- [Exercise prompt]: Each entry below must appear in the output exactly as written.

[Dataset entries on figures]
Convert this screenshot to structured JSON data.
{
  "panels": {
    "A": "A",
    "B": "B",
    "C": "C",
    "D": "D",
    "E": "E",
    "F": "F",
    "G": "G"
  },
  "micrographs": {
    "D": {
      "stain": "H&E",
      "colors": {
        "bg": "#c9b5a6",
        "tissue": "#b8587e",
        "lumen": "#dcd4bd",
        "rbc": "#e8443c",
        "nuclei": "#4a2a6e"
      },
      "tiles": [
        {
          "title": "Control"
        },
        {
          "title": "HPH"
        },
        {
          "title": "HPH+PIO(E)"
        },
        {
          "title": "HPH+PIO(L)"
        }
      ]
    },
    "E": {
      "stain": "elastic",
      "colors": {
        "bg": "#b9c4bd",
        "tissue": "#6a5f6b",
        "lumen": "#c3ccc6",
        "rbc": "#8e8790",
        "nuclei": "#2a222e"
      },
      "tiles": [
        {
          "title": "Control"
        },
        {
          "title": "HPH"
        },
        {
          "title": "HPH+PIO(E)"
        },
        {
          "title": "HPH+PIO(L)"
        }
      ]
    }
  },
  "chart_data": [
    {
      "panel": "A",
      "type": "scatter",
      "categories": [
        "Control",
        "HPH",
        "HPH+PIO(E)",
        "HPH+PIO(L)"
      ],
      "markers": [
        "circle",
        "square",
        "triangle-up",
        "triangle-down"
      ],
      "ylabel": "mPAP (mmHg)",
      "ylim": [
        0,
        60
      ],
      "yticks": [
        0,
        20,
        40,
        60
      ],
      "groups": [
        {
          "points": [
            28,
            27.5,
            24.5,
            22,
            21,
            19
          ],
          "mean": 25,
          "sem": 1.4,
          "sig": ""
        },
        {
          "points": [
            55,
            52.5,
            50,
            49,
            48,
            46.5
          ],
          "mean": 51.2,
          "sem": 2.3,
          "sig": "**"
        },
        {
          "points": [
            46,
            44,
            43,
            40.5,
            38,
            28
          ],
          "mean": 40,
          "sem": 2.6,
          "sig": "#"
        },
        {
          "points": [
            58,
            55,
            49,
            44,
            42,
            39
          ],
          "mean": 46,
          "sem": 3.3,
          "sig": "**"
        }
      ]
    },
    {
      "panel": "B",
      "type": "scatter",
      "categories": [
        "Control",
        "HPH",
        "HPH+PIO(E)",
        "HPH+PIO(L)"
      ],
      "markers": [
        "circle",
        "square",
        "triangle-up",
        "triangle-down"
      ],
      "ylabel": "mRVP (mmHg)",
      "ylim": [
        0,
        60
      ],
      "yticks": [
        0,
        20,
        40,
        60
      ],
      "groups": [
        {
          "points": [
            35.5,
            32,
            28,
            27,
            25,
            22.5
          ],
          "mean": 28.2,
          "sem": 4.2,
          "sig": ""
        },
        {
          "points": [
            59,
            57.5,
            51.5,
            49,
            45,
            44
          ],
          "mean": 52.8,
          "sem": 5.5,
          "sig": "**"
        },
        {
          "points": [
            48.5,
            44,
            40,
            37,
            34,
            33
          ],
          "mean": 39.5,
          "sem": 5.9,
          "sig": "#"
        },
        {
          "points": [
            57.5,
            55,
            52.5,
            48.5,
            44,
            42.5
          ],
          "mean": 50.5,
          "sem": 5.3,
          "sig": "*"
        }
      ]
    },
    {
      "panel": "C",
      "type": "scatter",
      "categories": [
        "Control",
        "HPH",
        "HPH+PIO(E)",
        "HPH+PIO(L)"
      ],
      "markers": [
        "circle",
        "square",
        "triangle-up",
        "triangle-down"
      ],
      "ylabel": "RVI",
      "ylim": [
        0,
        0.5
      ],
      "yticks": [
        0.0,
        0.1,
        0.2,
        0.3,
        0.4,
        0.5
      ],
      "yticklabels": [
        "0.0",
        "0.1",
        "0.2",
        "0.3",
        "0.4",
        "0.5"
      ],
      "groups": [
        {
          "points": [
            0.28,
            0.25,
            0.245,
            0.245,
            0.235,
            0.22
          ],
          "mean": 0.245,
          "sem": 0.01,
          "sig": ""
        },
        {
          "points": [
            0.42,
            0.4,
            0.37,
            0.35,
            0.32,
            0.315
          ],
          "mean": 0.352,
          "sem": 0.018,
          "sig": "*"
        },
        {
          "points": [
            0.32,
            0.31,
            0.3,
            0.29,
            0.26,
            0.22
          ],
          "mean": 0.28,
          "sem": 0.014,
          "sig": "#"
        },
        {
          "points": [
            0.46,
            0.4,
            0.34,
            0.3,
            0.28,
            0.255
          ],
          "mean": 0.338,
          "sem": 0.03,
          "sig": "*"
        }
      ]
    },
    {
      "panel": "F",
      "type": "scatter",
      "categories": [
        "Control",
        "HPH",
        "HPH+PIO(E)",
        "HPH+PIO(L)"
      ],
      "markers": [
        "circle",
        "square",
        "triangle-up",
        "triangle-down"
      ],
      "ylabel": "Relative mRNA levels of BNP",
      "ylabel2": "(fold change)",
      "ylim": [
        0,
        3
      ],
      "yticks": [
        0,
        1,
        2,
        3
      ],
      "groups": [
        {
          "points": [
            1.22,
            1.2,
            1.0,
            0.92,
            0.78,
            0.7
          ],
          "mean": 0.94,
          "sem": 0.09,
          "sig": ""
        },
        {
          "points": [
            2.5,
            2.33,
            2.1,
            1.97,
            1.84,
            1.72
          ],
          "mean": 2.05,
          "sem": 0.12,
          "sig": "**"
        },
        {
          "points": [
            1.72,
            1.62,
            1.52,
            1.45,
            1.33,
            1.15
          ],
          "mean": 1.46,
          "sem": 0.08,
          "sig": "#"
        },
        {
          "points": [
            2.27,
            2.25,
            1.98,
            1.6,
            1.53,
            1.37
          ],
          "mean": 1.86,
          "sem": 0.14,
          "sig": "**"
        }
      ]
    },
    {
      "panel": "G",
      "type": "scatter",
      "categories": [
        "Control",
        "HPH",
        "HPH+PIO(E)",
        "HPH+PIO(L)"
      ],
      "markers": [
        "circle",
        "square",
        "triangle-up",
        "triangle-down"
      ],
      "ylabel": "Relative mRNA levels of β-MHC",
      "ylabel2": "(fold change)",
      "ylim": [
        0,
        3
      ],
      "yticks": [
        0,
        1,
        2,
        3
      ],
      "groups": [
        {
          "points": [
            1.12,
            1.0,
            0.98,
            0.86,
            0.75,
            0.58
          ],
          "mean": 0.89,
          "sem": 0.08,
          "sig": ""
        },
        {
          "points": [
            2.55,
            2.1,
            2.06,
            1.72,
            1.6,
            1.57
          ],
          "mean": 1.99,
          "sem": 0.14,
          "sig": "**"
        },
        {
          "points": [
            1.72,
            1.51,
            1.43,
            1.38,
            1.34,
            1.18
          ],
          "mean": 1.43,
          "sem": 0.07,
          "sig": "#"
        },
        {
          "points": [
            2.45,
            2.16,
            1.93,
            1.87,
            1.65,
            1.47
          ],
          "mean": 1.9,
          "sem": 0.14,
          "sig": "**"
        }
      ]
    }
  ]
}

- [Answer space]:
Convert this screenshot to structured JSON data.
{
  "panels": {
    "A": "A",
    "B": "B",
    "C": "C",
    "D": "D",
    "E": "E",
    "F": "F",
    "G": "G"
  },
  "micrographs": {
    "D": {
      "stain": "H&E",
      "colors": {
        "bg": "#c9b5a6",
        "tissue": "#b8587e",
        "lumen": "#dcd4bd",
        "rbc": "#e8443c",
        "nuclei": "#4a2a6e"
      },
      "tiles": [
        {
          "title": "Control"
        },
        {
          "title": "HPH"
        },
        {
          "title": "HPH+PIO(E)"
        },
        {
          "title": "HPH+PIO(L)"
        }
      ]
    },
    "E": {
      "stain": "elastic",
      "colors": {
        "bg": "#b9c4bd",
        "tissue": "#6a5f6b",
        "lumen": "#c3ccc6",
        "rbc": "#8e8790",
        "nuclei": "#2a222e"
      },
      "tiles": [
        {
          "title": "Control"
        },
        {
          "title": "HPH"
        },
        {
          "title": "HPH+PIO(E)"
        },
        {
          "title": "HPH+PIO(L)"
        }
      ]
    }
  },
  "chart_data": [
    {
      "panel": "A",
      "type": "scatter",
      "categories": [
        "Control",
        "HPH",
        "HPH+PIO(E)",
        "HPH+PIO(L)"
      ],
      "markers": [
        "circle",
        "square",
        "triangle-up",
        "triangle-down"
      ],
      "ylabel": "mPAP (mmHg)",
      "ylim": [
        0,
        60
      ],
      "yticks": [
        0,
        20,
        40,
        60
      ],
      "groups": [
        {
          "points": [
            28,
            27.5,
            24.5,
            22,
            21,
            19
          ],
          "mean": 25,
          "sem": 1.4,
          "sig": ""
        },
        {
          "points": [
            55,
            52.5,
            50,
            49,
            48,
            46.5
          ],
          "mean": 51.2,
          "sem": 2.3,
          "sig": "**"
        },
        {
          "points": [
            46,
            44,
            43,
            40.5,
            38,
            28
          ],
          "mean": 40,
          "sem": 2.6,
          "sig": "#"
        },
        {
          "points": [
            58,
            55,
            49,
            44,
            42,
            39
          ],
          "mean": 46,
          "sem": 3.3,
          "sig": "**"
        }
      ]
    },
    {
      "panel": "B",
      "type": "scatter",
      "categories": [
        "Control",
        "HPH",
        "HPH+PIO(E)",
        "HPH+PIO(L)"
      ],
      "markers": [
        "circle",
        "square",
        "triangle-up",
        "triangle-down"
      ],
      "ylabel": "mRVP (mmHg)",
      "ylim": [
        0,
        60
      ],
      "yticks": [
        0,
        20,
        40,
        60
      ],
      "groups": [
        {
          "points": [
            35.5,
            32,
            28,
            27,
            25,
            22.5
          ],
          "mean": 28.2,
          "sem": 4.2,
          "sig": ""
        },
        {
          "points": [
            59,
            57.5,
            51.5,
            49,
            45,
            44
          ],
          "mean": 52.8,
          "sem": 5.5,
          "sig": "**"
        },
        {
          "points": [
            48.5,
            44,
            40,
            37,
            34,
            33
          ],
          "mean": 39.5,
          "sem": 5.9,
          "sig": "#"
        },
        {
          "points": [
            57.5,
            55,
            52.5,
            48.5,
            44,
            42.5
          ],
          "mean": 50.5,
          "sem": 5.3,
          "sig": "*"
        }
      ]
    },
    {
      "panel": "C",
      "type": "scatter",
      "categories": [
        "Control",
        "HPH",
        "HPH+PIO(E)",
        "HPH+PIO(L)"
      ],
      "markers": [
        "circle",
        "square",
        "triangle-up",
        "triangle-down"
      ],
      "ylabel": "RVI",
      "ylim": [
        0,
        0.5
      ],
      "yticks": [
        0.0,
        0.1,
        0.2,
        0.3,
        0.4,
        0.5
      ],
      "yticklabels": [
        "0.0",
        "0.1",
        "0.2",
        "0.3",
        "0.4",
        "0.5"
      ],
      "groups": [
        {
          "points": [
            0.28,
            0.25,
            0.245,
            0.245,
            0.235,
            0.22
          ],
          "mean": 0.245,
          "sem": 0.01,
          "sig": ""
        },
        {
          "points": [
            0.42,
            0.4,
            0.37,
            0.35,
            0.32,
            0.315
          ],
          "mean": 0.352,
          "sem": 0.018,
          "sig": "*"
        },
        {
          "points": [
            0.32,
            0.31,
            0.3,
            0.29,
            0.26,
            0.22
          ],
          "mean": 0.28,
          "sem": 0.014,
          "sig": "#"
        },
        {
          "points": [
            0.46,
            0.4,
            0.34,
            0.3,
            0.28,
            0.255
          ],
          "mean": 0.338,
          "sem": 0.03,
          "sig": "*"
        }
      ]
    },
    {
      "panel": "F",
      "type": "scatter",
      "categories": [
        "Control",
        "HPH",
        "HPH+PIO(E)",
        "HPH+PIO(L)"
      ],
      "markers": [
        "circle",
        "square",
        "triangle-up",
        "triangle-down"
      ],
      "ylabel": "Relative mRNA levels of BNP",
      "ylabel2": "(fold change)",
      "ylim": [
        0,
        3
      ],
      "yticks": [
        0,
        1,
        2,
        3
      ],
      "groups": [
        {
          "points": [
            1.22,
            1.2,
            1.0,
            0.92,
            0.78,
            0.7
          ],
          "mean": 0.94,
          "sem": 0.09,
          "sig": ""
        },
        {
          "points": [
            2.5,
            2.33,
            2.1,
            1.97,
            1.84,
            1.72
          ],
          "mean": 2.05,
          "sem": 0.12,
          "sig": "**"
        },
        {
          "points": [
            1.72,
            1.62,
            1.52,
            1.45,
            1.33,
            1.15
          ],
          "mean": 1.46,
          "sem": 0.08,
          "sig": "#"
        },
        {
          "points": [
            2.27,
            2.25,
            1.98,
            1.6,
            1.53,
            1.37
          ],
          "mean": 1.86,
          "sem": 0.14,
          "sig": "**"
        }
      ]
    },
    {
      "panel": "G",
      "type": "scatter",
      "categories": [
        "Control",
        "HPH",
        "HPH+PIO(E)",
        "HPH+PIO(L)"
      ],
      "markers": [
        "circle",
        "square",
        "triangle-up",
        "triangle-down"
      ],
      "ylabel": "Relative mRNA levels of β-MHC",
      "ylabel2": "(fold change)",
      "ylim": [
        0,
        3
      ],
      "yticks": [
        0,
        1,
        2,
        3
      ],
      "groups": [
        {
          "points": [
            1.12,
            1.0,
            0.98,
            0.86,
            0.75,
            0.58
          ],
          "mean": 0.89,
          "sem": 0.08,
          "sig": ""
        },
        {
          "points": [
            2.55,
            2.1,
            2.06,
            1.72,
            1.6,
            1.57
          ],
          "mean": 1.99,
          "sem": 0.14,
          "sig": "**"
        },
        {
          "points": [
            1.72,
            1.51,
            1.43,
            1.38,
            1.34,
            1.18
          ],
          "mean": 1.43,
          "sem": 0.07,
          "sig": "#"
        },
        {
          "points": [
            2.45,
            2.16,
            1.93,
            1.87,
            1.65,
            1.47
          ],
          "mean": 1.9,
          "sem": 0.14,
          "sig": "**"
        }
      ]
    }
  ]
}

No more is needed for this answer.